== Task to carry out ==
Copy every line in which the string "有史可查的修葺共" occurs.

== Information provided ==

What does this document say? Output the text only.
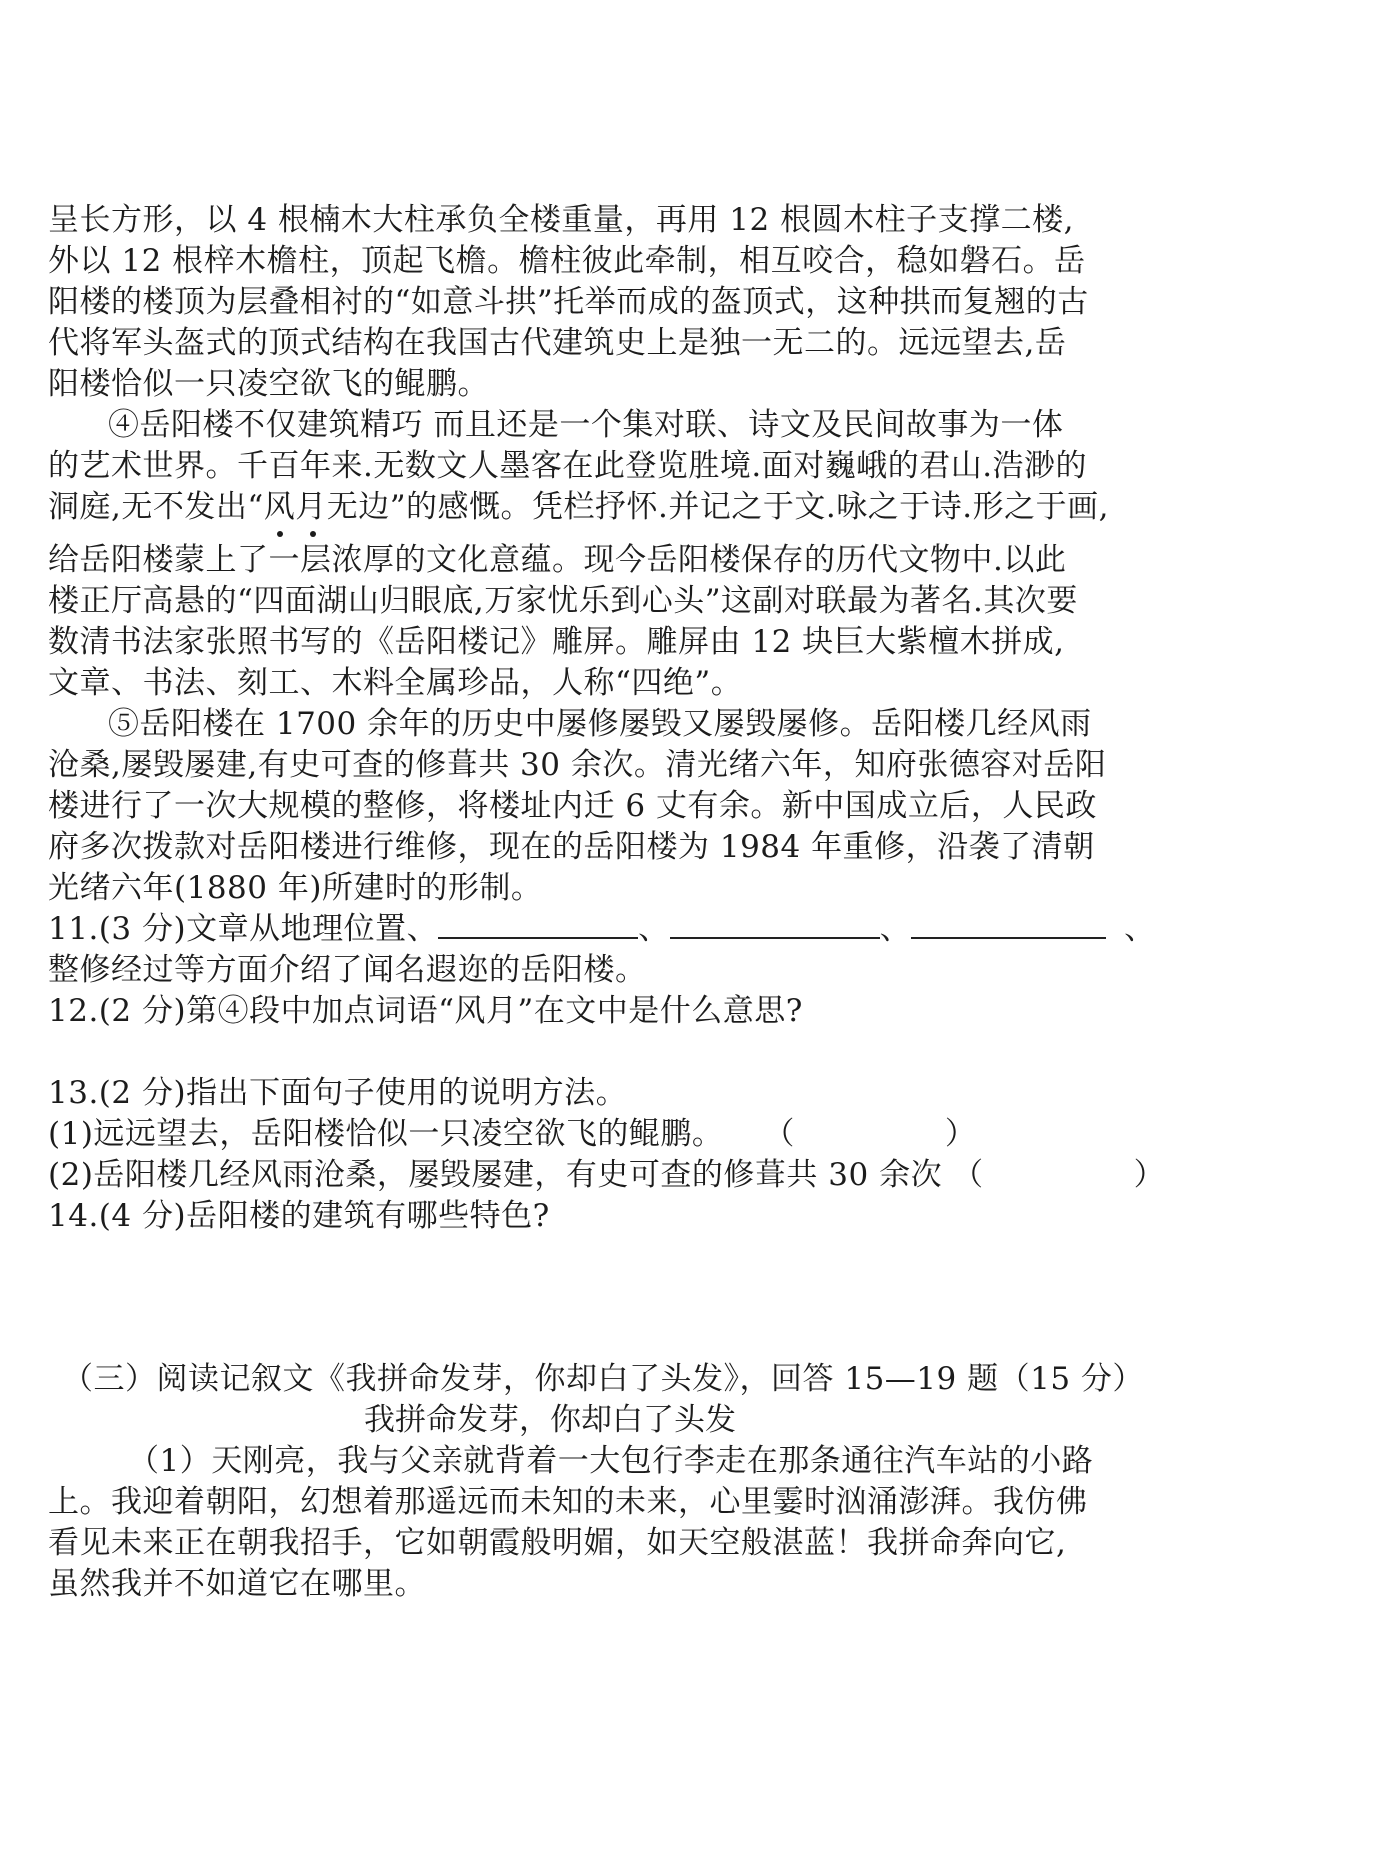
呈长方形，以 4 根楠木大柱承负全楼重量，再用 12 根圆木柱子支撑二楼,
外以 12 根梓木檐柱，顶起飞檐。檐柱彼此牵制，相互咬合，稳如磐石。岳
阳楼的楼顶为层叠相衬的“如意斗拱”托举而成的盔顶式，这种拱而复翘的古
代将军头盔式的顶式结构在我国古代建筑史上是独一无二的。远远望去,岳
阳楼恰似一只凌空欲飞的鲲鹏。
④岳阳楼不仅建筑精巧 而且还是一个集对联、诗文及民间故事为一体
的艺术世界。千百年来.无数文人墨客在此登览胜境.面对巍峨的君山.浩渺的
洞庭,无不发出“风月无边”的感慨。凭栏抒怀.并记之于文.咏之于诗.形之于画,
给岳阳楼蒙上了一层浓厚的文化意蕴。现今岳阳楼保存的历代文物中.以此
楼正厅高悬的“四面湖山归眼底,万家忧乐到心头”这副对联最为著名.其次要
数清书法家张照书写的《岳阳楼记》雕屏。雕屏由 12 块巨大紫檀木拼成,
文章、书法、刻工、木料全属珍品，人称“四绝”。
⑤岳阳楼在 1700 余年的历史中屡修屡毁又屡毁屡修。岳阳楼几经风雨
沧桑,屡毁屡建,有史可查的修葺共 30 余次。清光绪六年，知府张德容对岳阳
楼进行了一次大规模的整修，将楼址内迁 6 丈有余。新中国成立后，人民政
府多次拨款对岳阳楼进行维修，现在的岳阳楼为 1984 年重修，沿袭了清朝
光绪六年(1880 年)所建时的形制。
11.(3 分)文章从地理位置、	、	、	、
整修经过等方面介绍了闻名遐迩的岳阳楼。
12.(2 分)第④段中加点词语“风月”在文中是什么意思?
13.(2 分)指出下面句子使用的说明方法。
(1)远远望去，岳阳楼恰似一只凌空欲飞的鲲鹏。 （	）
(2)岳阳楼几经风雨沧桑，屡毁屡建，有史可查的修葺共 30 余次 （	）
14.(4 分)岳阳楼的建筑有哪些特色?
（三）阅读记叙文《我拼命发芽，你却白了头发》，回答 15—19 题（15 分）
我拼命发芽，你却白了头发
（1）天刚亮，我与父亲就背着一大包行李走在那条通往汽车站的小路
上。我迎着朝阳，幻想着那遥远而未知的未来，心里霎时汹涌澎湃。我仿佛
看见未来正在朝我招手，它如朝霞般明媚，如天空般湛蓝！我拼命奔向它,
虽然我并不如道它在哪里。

== Finished exercise ==
沧桑,屡毁屡建,有史可查的修葺共 30 余次。清光绪六年，知府张德容对岳阳
(2)岳阳楼几经风雨沧桑，屡毁屡建，有史可查的修葺共 30 余次 （	）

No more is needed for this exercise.